Your task:
Restate the listing that follows word for word, without its pictures.

[Entries from a visual dataset]
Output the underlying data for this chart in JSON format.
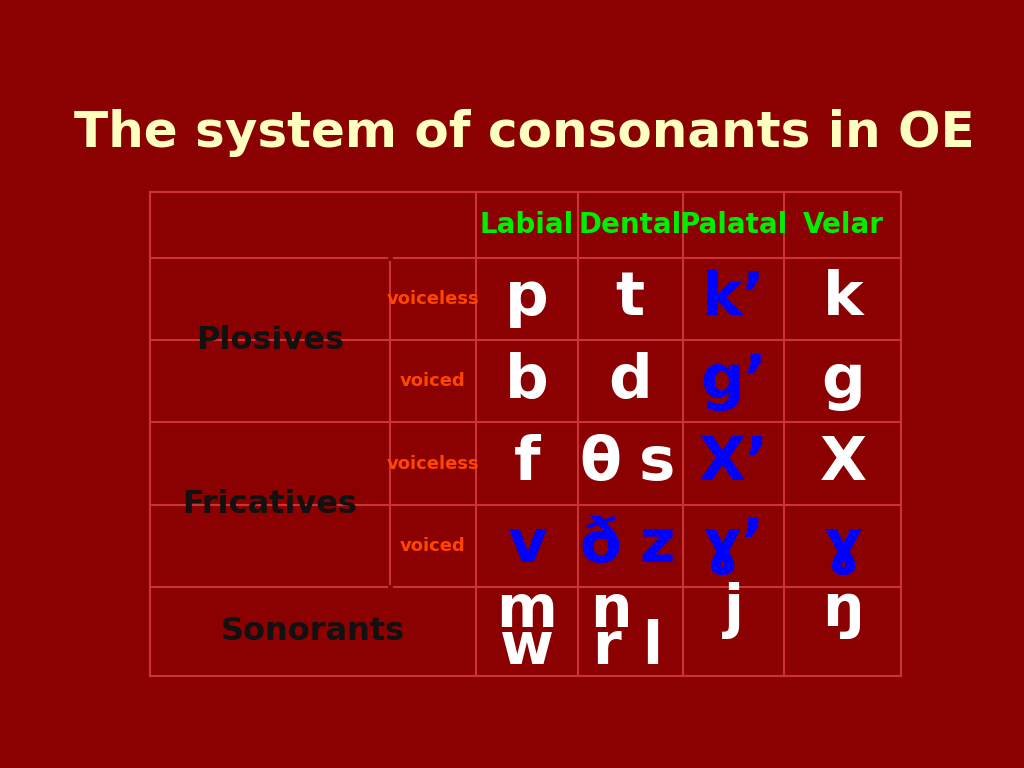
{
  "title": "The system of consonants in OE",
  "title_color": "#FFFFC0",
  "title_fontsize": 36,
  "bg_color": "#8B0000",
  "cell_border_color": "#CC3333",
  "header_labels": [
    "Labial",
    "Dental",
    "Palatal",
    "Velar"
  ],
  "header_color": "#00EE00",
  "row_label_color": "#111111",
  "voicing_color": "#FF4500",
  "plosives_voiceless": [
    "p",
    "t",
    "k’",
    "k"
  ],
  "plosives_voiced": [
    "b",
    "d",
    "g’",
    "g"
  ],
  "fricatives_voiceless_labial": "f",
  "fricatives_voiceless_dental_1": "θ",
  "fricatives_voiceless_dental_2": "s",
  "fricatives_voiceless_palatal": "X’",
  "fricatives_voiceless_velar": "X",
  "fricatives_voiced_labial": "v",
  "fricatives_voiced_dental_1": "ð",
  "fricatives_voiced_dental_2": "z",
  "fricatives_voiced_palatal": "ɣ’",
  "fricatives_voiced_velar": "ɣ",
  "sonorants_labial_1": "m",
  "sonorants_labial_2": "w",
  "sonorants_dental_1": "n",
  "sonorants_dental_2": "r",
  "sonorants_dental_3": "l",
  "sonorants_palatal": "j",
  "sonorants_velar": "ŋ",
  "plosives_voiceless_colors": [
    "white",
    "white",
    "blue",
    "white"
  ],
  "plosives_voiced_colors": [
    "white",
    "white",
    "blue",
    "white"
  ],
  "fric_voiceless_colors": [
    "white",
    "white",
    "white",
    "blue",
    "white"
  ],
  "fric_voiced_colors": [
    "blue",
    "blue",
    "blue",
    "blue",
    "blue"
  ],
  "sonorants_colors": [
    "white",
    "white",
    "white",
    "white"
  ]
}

Response to the task:
Output the underlying data for this chart in JSON format.
{
  "title": "The system of consonants in OE",
  "title_color": "#FFFFC0",
  "title_fontsize": 36,
  "bg_color": "#8B0000",
  "cell_border_color": "#CC3333",
  "header_labels": [
    "Labial",
    "Dental",
    "Palatal",
    "Velar"
  ],
  "header_color": "#00EE00",
  "row_label_color": "#111111",
  "voicing_color": "#FF4500",
  "plosives_voiceless": [
    "p",
    "t",
    "k’",
    "k"
  ],
  "plosives_voiced": [
    "b",
    "d",
    "g’",
    "g"
  ],
  "fricatives_voiceless_labial": "f",
  "fricatives_voiceless_dental_1": "θ",
  "fricatives_voiceless_dental_2": "s",
  "fricatives_voiceless_palatal": "X’",
  "fricatives_voiceless_velar": "X",
  "fricatives_voiced_labial": "v",
  "fricatives_voiced_dental_1": "ð",
  "fricatives_voiced_dental_2": "z",
  "fricatives_voiced_palatal": "ɣ’",
  "fricatives_voiced_velar": "ɣ",
  "sonorants_labial_1": "m",
  "sonorants_labial_2": "w",
  "sonorants_dental_1": "n",
  "sonorants_dental_2": "r",
  "sonorants_dental_3": "l",
  "sonorants_palatal": "j",
  "sonorants_velar": "ŋ",
  "plosives_voiceless_colors": [
    "white",
    "white",
    "blue",
    "white"
  ],
  "plosives_voiced_colors": [
    "white",
    "white",
    "blue",
    "white"
  ],
  "fric_voiceless_colors": [
    "white",
    "white",
    "white",
    "blue",
    "white"
  ],
  "fric_voiced_colors": [
    "blue",
    "blue",
    "blue",
    "blue",
    "blue"
  ],
  "sonorants_colors": [
    "white",
    "white",
    "white",
    "white"
  ]
}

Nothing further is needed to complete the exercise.